Find the lines below that contain the string "може". Copy each one.

(Dataset items)

########

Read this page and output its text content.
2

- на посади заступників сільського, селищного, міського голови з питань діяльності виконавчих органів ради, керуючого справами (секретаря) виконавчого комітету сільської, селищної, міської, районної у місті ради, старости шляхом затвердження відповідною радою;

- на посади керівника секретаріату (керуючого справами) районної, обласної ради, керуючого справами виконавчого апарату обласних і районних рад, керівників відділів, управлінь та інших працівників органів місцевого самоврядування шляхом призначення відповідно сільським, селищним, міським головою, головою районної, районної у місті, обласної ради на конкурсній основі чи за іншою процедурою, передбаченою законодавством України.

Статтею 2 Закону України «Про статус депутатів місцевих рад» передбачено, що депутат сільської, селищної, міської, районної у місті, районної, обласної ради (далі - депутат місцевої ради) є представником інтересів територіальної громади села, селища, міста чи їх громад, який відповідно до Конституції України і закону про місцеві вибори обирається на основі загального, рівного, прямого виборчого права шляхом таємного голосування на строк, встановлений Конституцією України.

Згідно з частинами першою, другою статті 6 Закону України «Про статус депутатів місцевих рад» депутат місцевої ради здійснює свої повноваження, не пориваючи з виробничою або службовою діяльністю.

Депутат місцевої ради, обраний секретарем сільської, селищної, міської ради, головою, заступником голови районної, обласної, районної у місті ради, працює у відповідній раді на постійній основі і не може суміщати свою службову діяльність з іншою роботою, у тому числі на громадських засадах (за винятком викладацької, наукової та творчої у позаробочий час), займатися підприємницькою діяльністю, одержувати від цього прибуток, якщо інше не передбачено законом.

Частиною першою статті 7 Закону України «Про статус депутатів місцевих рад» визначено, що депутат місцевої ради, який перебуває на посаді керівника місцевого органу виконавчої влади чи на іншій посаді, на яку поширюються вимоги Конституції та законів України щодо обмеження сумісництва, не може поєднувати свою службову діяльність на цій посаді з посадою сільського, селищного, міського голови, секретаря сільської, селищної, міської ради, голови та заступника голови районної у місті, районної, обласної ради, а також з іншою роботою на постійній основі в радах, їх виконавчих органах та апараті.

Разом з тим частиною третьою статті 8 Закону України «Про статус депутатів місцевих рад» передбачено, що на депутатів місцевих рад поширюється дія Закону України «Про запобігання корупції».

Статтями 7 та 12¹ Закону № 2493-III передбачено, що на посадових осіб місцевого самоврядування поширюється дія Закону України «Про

########

▶ **Expected answer**
Депутат місцевої ради, обраний секретарем сільської, селищної, міської ради, головою, заступником голови районної, обласної, районної у місті ради, працює у відповідній раді на постійній основі і не може суміщати свою службову діяльність з іншою роботою, у тому числі на громадських засадах (за винятком викладацької, наукової та творчої у позаробочий час), займатися підприємницькою діяльністю, одержувати від цього прибуток, якщо інше не передбачено законом.
Частиною першою статті 7 Закону України «Про статус депутатів місцевих рад» визначено, що депутат місцевої ради, який перебуває на посаді керівника місцевого органу виконавчої влади чи на іншій посаді, на яку поширюються вимоги Конституції та законів України щодо обмеження сумісництва, не може поєднувати свою службову діяльність на цій посаді з посадою сільського, селищного, міського голови, секретаря сільської, селищної, міської ради, голови та заступника голови районної у місті, районної, обласної ради, а також з іншою роботою на постійній основі в радах, їх виконавчих органах та апараті.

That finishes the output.